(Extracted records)
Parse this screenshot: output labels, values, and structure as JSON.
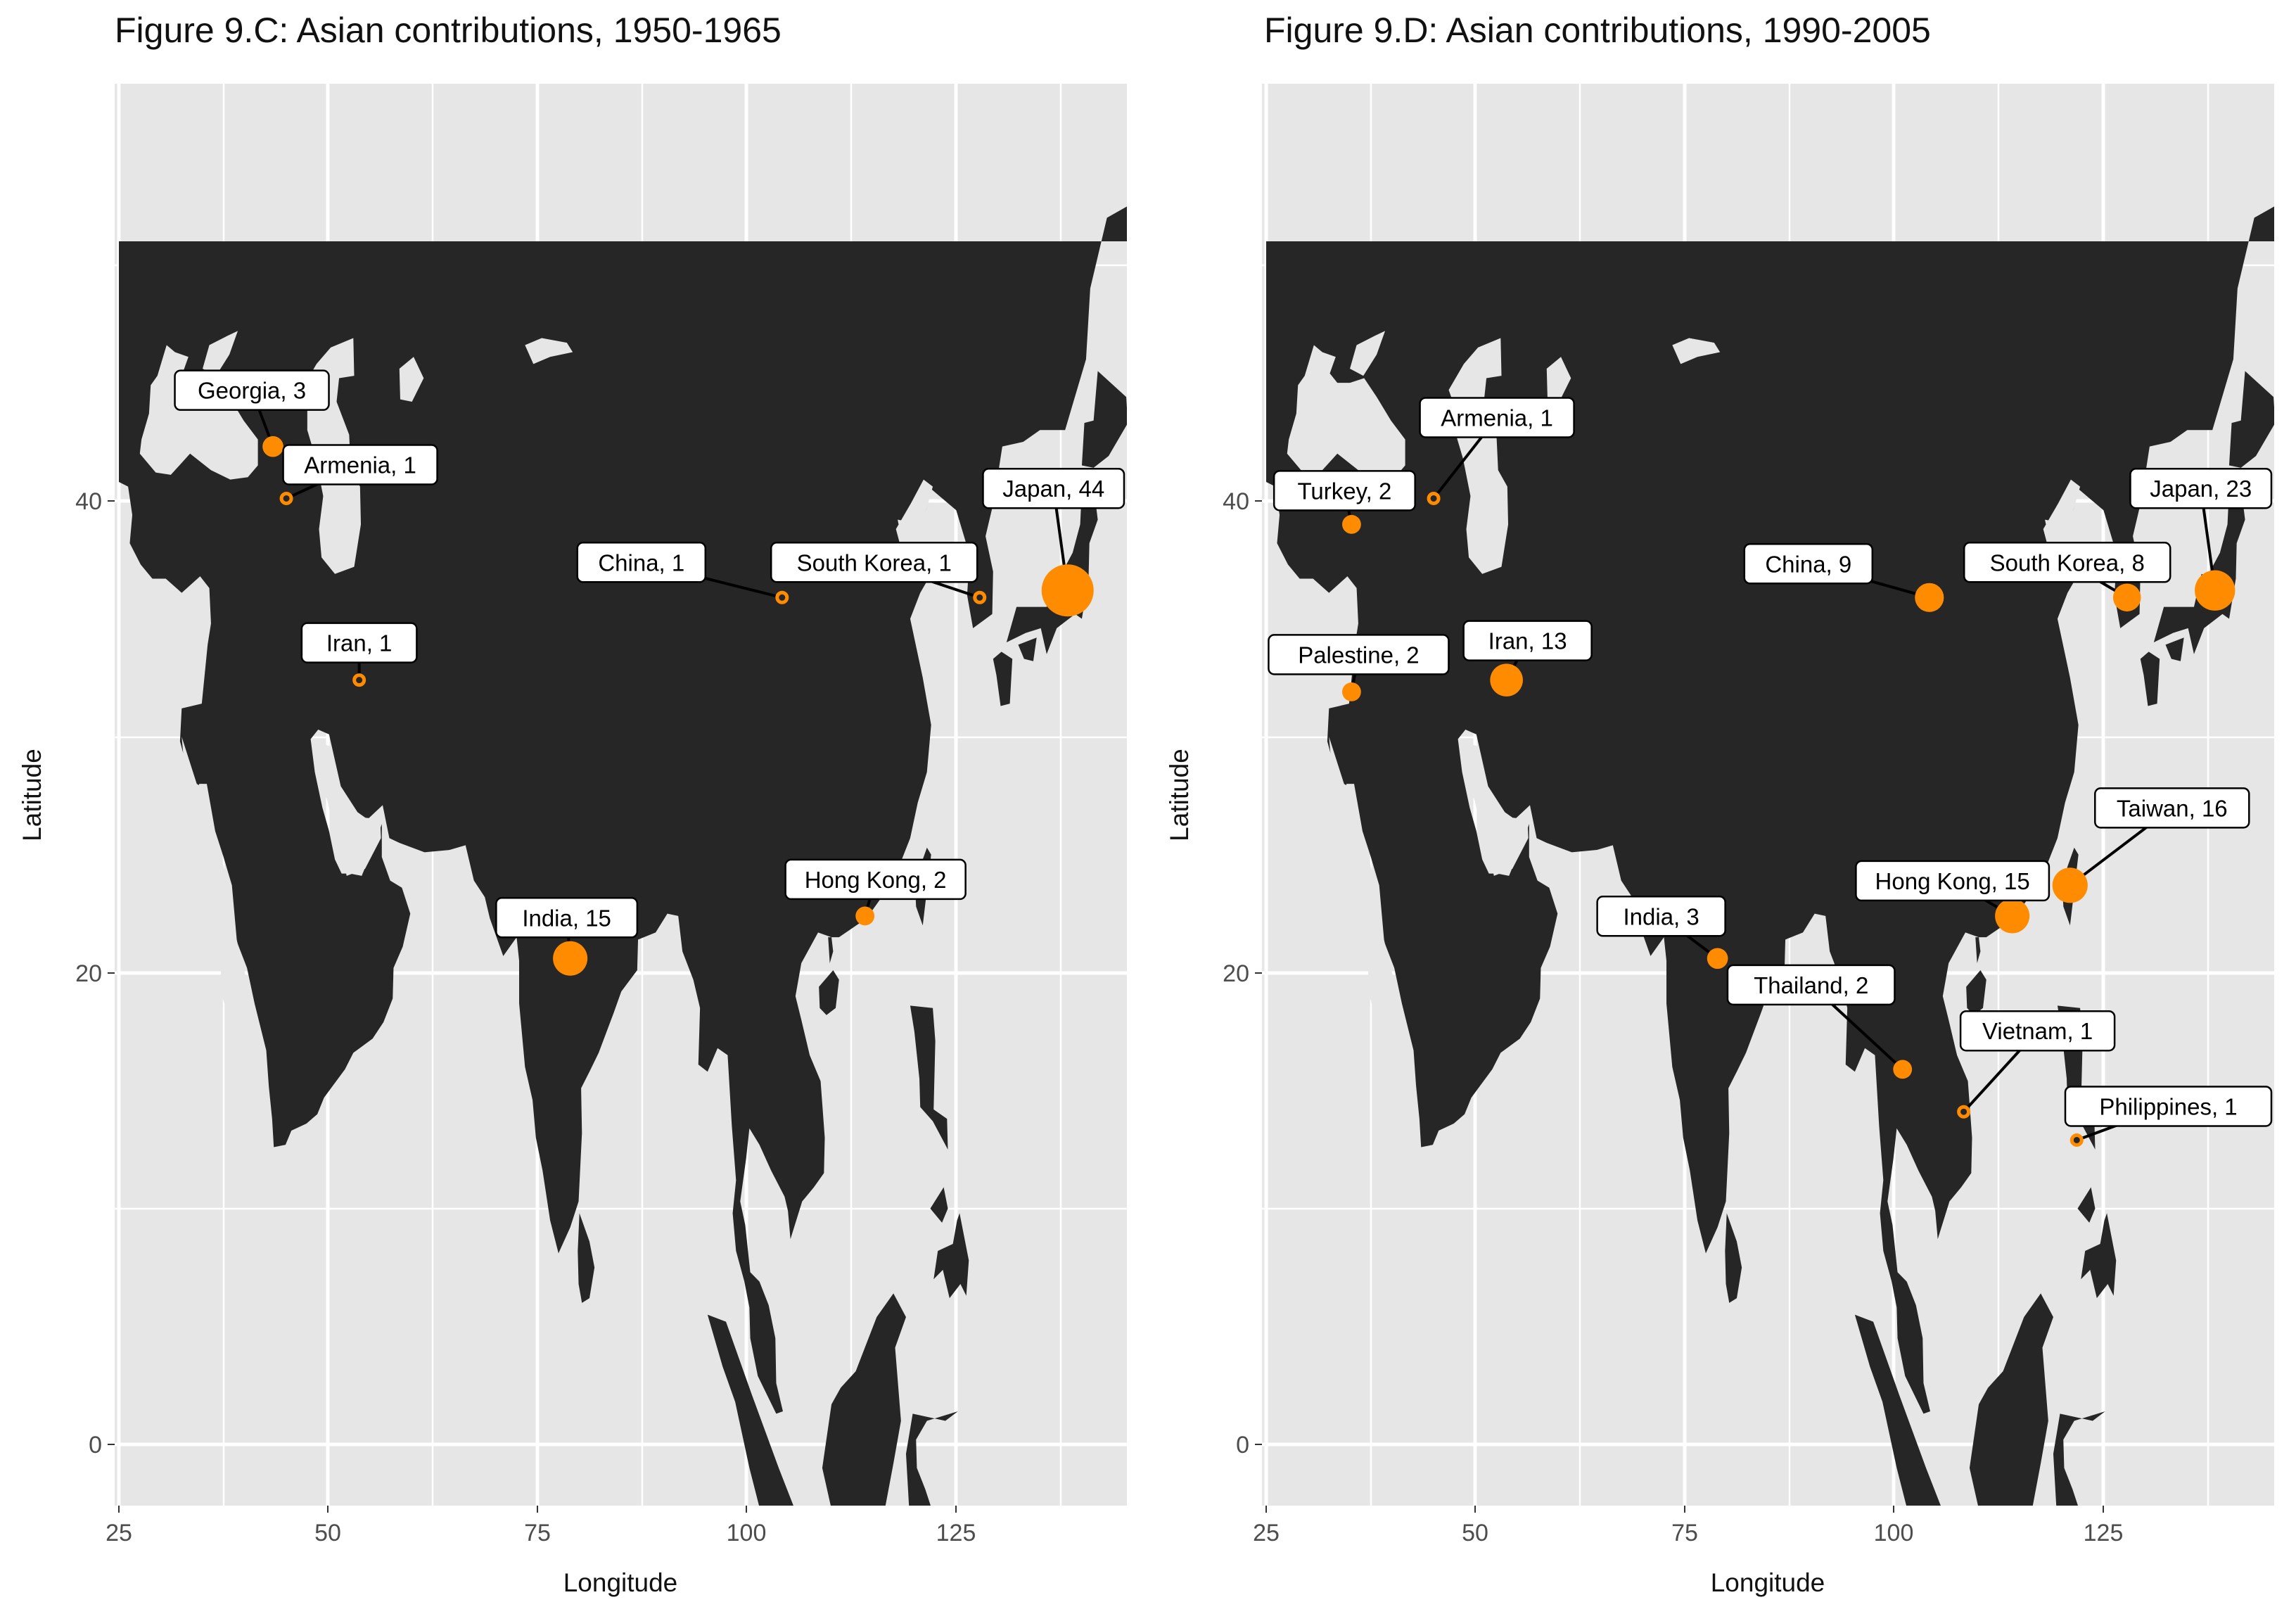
{
  "panels": [
    {
      "title": "Figure 9.C: Asian contributions, 1950-1965",
      "xlabel": "Longitude",
      "ylabel": "Latitude",
      "x_ticks": [
        "25",
        "50",
        "75",
        "100",
        "125"
      ],
      "y_ticks": [
        "40",
        "20",
        "0"
      ],
      "points": [
        {
          "label": "Georgia, 3",
          "country": "Georgia",
          "count": 3,
          "lon": 43.4,
          "lat": 42.3
        },
        {
          "label": "Armenia, 1",
          "country": "Armenia",
          "count": 1,
          "lon": 45.0,
          "lat": 40.1
        },
        {
          "label": "Iran, 1",
          "country": "Iran",
          "count": 1,
          "lon": 53.7,
          "lat": 32.4
        },
        {
          "label": "China, 1",
          "country": "China",
          "count": 1,
          "lon": 104.2,
          "lat": 35.9
        },
        {
          "label": "South Korea, 1",
          "country": "South Korea",
          "count": 1,
          "lon": 127.8,
          "lat": 35.9
        },
        {
          "label": "Japan, 44",
          "country": "Japan",
          "count": 44,
          "lon": 138.3,
          "lat": 36.2
        },
        {
          "label": "India, 15",
          "country": "India",
          "count": 15,
          "lon": 78.9,
          "lat": 20.6
        },
        {
          "label": "Hong Kong, 2",
          "country": "Hong Kong",
          "count": 2,
          "lon": 114.1,
          "lat": 22.4
        }
      ]
    },
    {
      "title": "Figure 9.D: Asian contributions, 1990-2005",
      "xlabel": "Longitude",
      "ylabel": "Latitude",
      "x_ticks": [
        "25",
        "50",
        "75",
        "100",
        "125"
      ],
      "y_ticks": [
        "40",
        "20",
        "0"
      ],
      "points": [
        {
          "label": "Armenia, 1",
          "country": "Armenia",
          "count": 1,
          "lon": 45.0,
          "lat": 40.1
        },
        {
          "label": "Turkey, 2",
          "country": "Turkey",
          "count": 2,
          "lon": 35.2,
          "lat": 39.0
        },
        {
          "label": "Palestine, 2",
          "country": "Palestine",
          "count": 2,
          "lon": 35.2,
          "lat": 31.9
        },
        {
          "label": "Iran, 13",
          "country": "Iran",
          "count": 13,
          "lon": 53.7,
          "lat": 32.4
        },
        {
          "label": "China, 9",
          "country": "China",
          "count": 9,
          "lon": 104.2,
          "lat": 35.9
        },
        {
          "label": "South Korea, 8",
          "country": "South Korea",
          "count": 8,
          "lon": 127.8,
          "lat": 35.9
        },
        {
          "label": "Japan, 23",
          "country": "Japan",
          "count": 23,
          "lon": 138.3,
          "lat": 36.2
        },
        {
          "label": "Taiwan, 16",
          "country": "Taiwan",
          "count": 16,
          "lon": 121.0,
          "lat": 23.7
        },
        {
          "label": "Hong Kong, 15",
          "country": "Hong Kong",
          "count": 15,
          "lon": 114.1,
          "lat": 22.4
        },
        {
          "label": "India, 3",
          "country": "India",
          "count": 3,
          "lon": 78.9,
          "lat": 20.6
        },
        {
          "label": "Thailand, 2",
          "country": "Thailand",
          "count": 2,
          "lon": 101.0,
          "lat": 15.9
        },
        {
          "label": "Vietnam, 1",
          "country": "Vietnam",
          "count": 1,
          "lon": 108.3,
          "lat": 14.1
        },
        {
          "label": "Philippines, 1",
          "country": "Philippines",
          "count": 1,
          "lon": 121.8,
          "lat": 12.9
        }
      ]
    }
  ],
  "colors": {
    "point": "#ff8c00",
    "land": "#262626",
    "background": "#e6e6e6",
    "grid": "#ffffff"
  }
}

_Challenge_
Reply with only the number of lines in the material above where the string "Hong" appears.

_Solution for this problem_
4